DATA FOR PROCESSING:
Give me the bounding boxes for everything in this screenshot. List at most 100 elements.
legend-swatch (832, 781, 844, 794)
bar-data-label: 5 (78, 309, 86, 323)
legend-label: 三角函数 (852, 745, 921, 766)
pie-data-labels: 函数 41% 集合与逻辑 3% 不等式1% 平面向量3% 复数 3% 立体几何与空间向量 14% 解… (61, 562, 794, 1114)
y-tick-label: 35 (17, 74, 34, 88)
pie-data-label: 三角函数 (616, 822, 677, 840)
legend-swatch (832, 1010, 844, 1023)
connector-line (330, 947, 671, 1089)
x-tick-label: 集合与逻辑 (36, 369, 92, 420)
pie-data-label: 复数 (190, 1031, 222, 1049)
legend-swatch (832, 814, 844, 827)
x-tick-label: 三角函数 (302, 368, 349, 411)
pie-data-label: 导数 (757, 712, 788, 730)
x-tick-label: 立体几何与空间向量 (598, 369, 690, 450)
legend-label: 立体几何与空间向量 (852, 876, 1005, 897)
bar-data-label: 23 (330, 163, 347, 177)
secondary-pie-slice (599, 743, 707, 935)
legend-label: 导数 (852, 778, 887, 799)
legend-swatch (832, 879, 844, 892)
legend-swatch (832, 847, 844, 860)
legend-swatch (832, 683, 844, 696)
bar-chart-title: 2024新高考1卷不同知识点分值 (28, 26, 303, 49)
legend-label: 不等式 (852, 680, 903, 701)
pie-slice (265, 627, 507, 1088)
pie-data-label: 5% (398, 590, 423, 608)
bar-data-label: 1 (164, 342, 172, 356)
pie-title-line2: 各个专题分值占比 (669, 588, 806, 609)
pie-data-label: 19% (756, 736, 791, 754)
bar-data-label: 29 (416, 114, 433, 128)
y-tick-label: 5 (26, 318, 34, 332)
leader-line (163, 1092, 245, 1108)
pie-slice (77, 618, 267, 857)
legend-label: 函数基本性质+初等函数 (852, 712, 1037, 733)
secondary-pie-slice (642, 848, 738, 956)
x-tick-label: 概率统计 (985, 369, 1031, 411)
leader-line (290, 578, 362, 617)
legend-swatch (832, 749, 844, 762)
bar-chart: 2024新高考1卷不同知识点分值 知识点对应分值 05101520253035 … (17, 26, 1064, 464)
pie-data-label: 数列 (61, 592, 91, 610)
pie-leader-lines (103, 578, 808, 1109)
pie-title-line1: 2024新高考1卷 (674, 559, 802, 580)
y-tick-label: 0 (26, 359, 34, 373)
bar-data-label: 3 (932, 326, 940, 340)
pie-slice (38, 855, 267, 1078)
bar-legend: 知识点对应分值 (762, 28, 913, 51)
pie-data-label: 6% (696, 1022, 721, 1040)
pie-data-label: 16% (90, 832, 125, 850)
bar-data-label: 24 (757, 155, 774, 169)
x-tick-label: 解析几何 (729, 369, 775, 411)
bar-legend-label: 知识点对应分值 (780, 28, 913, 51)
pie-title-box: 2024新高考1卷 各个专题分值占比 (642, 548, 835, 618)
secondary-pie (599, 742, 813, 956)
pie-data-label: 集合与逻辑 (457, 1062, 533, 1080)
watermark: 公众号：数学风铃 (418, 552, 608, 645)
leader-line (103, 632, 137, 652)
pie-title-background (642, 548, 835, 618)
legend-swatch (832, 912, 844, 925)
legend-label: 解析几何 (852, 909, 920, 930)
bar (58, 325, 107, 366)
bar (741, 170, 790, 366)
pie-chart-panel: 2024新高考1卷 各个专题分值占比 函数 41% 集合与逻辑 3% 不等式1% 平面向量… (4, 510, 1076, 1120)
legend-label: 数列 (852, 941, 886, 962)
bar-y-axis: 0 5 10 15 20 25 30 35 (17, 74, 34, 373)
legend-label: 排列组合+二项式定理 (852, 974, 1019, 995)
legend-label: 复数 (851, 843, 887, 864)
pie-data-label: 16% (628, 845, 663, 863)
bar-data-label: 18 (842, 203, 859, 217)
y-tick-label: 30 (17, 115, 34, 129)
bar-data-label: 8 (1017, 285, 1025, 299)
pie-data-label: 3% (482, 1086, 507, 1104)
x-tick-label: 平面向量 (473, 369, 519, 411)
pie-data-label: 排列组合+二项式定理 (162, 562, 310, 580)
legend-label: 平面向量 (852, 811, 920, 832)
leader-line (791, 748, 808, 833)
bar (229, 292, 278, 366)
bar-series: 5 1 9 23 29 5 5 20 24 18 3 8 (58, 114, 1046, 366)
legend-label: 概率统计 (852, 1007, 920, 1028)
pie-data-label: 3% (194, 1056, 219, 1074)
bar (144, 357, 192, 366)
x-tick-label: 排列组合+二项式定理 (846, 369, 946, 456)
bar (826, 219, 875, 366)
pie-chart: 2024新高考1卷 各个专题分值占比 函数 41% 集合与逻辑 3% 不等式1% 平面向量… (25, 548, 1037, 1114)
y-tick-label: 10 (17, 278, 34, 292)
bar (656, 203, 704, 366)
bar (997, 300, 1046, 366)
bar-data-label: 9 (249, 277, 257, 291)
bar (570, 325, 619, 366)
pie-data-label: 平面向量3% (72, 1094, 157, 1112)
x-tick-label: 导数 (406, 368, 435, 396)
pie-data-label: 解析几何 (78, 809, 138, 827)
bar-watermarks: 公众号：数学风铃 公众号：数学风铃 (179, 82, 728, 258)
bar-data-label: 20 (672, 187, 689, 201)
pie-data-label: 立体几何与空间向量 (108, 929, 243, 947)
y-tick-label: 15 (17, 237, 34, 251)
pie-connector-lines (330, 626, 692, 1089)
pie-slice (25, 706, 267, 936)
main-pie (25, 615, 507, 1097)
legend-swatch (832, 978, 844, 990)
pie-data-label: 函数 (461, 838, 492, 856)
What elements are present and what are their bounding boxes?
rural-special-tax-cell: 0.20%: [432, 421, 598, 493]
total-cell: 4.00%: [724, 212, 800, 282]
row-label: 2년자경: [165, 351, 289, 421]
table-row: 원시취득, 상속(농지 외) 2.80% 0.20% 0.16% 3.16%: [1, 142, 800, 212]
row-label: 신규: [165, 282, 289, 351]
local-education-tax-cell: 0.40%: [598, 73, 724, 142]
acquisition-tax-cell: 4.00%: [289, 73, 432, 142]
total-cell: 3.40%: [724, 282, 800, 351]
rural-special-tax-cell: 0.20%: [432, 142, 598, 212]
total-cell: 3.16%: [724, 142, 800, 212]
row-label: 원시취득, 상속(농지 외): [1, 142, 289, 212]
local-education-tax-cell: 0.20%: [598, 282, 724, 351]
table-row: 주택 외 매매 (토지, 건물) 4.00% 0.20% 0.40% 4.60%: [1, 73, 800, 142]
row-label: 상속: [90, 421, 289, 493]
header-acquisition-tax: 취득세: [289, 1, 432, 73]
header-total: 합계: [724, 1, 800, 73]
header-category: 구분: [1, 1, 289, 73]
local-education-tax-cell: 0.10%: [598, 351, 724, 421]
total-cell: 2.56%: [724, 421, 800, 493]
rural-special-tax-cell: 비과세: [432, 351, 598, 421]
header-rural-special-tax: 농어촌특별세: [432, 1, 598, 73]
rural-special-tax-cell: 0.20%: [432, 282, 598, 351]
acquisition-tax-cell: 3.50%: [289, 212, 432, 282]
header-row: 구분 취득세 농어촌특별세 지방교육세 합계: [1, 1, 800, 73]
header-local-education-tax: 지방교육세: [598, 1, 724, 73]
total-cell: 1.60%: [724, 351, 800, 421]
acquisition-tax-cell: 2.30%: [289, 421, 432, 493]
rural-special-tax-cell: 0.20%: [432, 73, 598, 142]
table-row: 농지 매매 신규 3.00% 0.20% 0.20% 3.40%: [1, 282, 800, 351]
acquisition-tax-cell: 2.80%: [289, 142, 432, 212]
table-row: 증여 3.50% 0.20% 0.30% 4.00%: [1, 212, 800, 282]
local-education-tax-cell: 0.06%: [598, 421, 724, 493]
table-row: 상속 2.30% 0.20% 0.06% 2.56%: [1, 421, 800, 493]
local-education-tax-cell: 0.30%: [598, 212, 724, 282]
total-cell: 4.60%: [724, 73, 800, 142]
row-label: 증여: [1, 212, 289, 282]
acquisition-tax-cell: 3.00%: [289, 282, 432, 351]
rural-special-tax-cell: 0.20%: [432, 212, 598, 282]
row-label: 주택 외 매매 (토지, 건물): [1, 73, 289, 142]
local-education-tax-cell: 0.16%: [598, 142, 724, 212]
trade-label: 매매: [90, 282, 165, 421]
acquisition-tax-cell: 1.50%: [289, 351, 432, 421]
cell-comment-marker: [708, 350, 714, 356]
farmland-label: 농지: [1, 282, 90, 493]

WHAT YOU ARE ASKED TO DO:
Rewrite the lines from the beginning through the line containing "legend-swatch (832, 749, 844, 762)", swapping "x-tick-label" for "category-label" and leaving everything else unchanged.

PROBLEM SOLUTION:
Give me the bounding boxes for everything in this screenshot. List at most 100 elements.
legend-swatch (832, 781, 844, 794)
bar-data-label: 5 (78, 309, 86, 323)
legend-label: 三角函数 (852, 745, 921, 766)
pie-data-labels: 函数 41% 集合与逻辑 3% 不等式1% 平面向量3% 复数 3% 立体几何与空间向量 14% 解… (61, 562, 794, 1114)
y-tick-label: 35 (17, 74, 34, 88)
pie-data-label: 三角函数 (616, 822, 677, 840)
legend-swatch (832, 1010, 844, 1023)
connector-line (330, 947, 671, 1089)
category-label: 集合与逻辑 (36, 369, 92, 420)
pie-data-label: 复数 (190, 1031, 222, 1049)
legend-swatch (832, 814, 844, 827)
category-label: 三角函数 (302, 368, 349, 411)
pie-data-label: 导数 (757, 712, 788, 730)
category-label: 立体几何与空间向量 (598, 369, 690, 450)
legend-label: 立体几何与空间向量 (852, 876, 1005, 897)
bar-data-label: 23 (330, 163, 347, 177)
secondary-pie-slice (599, 743, 707, 935)
legend-label: 导数 (852, 778, 887, 799)
legend-swatch (832, 879, 844, 892)
legend-swatch (832, 847, 844, 860)
legend-swatch (832, 683, 844, 696)
bar-chart-title: 2024新高考1卷不同知识点分值 (28, 26, 303, 49)
legend-label: 不等式 (852, 680, 903, 701)
pie-slice (265, 627, 507, 1088)
pie-data-label: 5% (398, 590, 423, 608)
bar-data-label: 1 (164, 342, 172, 356)
pie-title-line2: 各个专题分值占比 (669, 588, 806, 609)
pie-data-label: 19% (756, 736, 791, 754)
bar-data-label: 29 (416, 114, 433, 128)
y-tick-label: 5 (26, 318, 34, 332)
leader-line (163, 1092, 245, 1108)
pie-slice (77, 618, 267, 857)
legend-label: 函数基本性质+初等函数 (852, 712, 1037, 733)
secondary-pie-slice (642, 848, 738, 956)
category-label: 概率统计 (985, 369, 1031, 411)
leader-line (290, 578, 362, 617)
legend-swatch (832, 749, 844, 762)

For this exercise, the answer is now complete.